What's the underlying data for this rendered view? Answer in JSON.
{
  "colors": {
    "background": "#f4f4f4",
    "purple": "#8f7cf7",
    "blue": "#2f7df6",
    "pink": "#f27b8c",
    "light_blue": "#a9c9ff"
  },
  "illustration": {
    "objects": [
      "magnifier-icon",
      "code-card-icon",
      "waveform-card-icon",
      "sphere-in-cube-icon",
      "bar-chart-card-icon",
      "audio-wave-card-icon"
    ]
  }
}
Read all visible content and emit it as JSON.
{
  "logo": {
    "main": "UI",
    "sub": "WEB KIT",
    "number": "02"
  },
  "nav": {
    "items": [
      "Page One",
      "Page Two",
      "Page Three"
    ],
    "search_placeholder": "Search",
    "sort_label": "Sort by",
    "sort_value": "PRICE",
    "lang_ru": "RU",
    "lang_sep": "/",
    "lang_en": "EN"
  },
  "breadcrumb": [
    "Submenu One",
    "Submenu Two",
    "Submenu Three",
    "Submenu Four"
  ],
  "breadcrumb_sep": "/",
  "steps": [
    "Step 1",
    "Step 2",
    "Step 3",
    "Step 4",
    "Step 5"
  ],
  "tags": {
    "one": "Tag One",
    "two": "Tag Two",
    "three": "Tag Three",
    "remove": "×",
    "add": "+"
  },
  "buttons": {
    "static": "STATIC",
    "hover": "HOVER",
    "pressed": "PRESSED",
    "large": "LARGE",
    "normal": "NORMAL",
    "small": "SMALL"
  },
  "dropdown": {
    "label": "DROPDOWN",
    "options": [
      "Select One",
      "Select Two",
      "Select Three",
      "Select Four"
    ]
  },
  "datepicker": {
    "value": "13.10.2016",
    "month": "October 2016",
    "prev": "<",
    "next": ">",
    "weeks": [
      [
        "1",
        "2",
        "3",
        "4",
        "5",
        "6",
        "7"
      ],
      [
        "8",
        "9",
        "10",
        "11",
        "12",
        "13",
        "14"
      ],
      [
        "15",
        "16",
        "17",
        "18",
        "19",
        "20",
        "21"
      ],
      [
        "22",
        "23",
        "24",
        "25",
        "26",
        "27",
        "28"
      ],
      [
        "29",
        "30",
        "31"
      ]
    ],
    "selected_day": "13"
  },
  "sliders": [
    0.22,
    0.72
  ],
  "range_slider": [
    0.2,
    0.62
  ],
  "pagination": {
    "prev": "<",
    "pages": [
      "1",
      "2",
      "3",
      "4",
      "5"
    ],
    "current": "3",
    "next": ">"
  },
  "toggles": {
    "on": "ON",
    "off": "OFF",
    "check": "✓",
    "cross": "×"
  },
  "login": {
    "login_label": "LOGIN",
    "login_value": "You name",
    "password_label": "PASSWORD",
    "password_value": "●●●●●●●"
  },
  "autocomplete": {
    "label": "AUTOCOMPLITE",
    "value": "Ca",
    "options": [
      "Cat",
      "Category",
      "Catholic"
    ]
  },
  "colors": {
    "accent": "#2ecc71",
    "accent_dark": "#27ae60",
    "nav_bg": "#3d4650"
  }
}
-*-*-
→ WORK TO DO:
Using the entries above, please restate each one word for word.

→ FULL OUTPUT:
What's the underlying data for this rendered view? Answer in JSON.
{
  "colors": {
    "background": "#f4f4f4",
    "purple": "#8f7cf7",
    "blue": "#2f7df6",
    "pink": "#f27b8c",
    "light_blue": "#a9c9ff"
  },
  "illustration": {
    "objects": [
      "magnifier-icon",
      "code-card-icon",
      "waveform-card-icon",
      "sphere-in-cube-icon",
      "bar-chart-card-icon",
      "audio-wave-card-icon"
    ]
  }
}
Read all visible content and emit it as JSON.
{
  "logo": {
    "main": "UI",
    "sub": "WEB KIT",
    "number": "02"
  },
  "nav": {
    "items": [
      "Page One",
      "Page Two",
      "Page Three"
    ],
    "search_placeholder": "Search",
    "sort_label": "Sort by",
    "sort_value": "PRICE",
    "lang_ru": "RU",
    "lang_sep": "/",
    "lang_en": "EN"
  },
  "breadcrumb": [
    "Submenu One",
    "Submenu Two",
    "Submenu Three",
    "Submenu Four"
  ],
  "breadcrumb_sep": "/",
  "steps": [
    "Step 1",
    "Step 2",
    "Step 3",
    "Step 4",
    "Step 5"
  ],
  "tags": {
    "one": "Tag One",
    "two": "Tag Two",
    "three": "Tag Three",
    "remove": "×",
    "add": "+"
  },
  "buttons": {
    "static": "STATIC",
    "hover": "HOVER",
    "pressed": "PRESSED",
    "large": "LARGE",
    "normal": "NORMAL",
    "small": "SMALL"
  },
  "dropdown": {
    "label": "DROPDOWN",
    "options": [
      "Select One",
      "Select Two",
      "Select Three",
      "Select Four"
    ]
  },
  "datepicker": {
    "value": "13.10.2016",
    "month": "October 2016",
    "prev": "<",
    "next": ">",
    "weeks": [
      [
        "1",
        "2",
        "3",
        "4",
        "5",
        "6",
        "7"
      ],
      [
        "8",
        "9",
        "10",
        "11",
        "12",
        "13",
        "14"
      ],
      [
        "15",
        "16",
        "17",
        "18",
        "19",
        "20",
        "21"
      ],
      [
        "22",
        "23",
        "24",
        "25",
        "26",
        "27",
        "28"
      ],
      [
        "29",
        "30",
        "31"
      ]
    ],
    "selected_day": "13"
  },
  "sliders": [
    0.22,
    0.72
  ],
  "range_slider": [
    0.2,
    0.62
  ],
  "pagination": {
    "prev": "<",
    "pages": [
      "1",
      "2",
      "3",
      "4",
      "5"
    ],
    "current": "3",
    "next": ">"
  },
  "toggles": {
    "on": "ON",
    "off": "OFF",
    "check": "✓",
    "cross": "×"
  },
  "login": {
    "login_label": "LOGIN",
    "login_value": "You name",
    "password_label": "PASSWORD",
    "password_value": "●●●●●●●"
  },
  "autocomplete": {
    "label": "AUTOCOMPLITE",
    "value": "Ca",
    "options": [
      "Cat",
      "Category",
      "Catholic"
    ]
  },
  "colors": {
    "accent": "#2ecc71",
    "accent_dark": "#27ae60",
    "nav_bg": "#3d4650"
  }
}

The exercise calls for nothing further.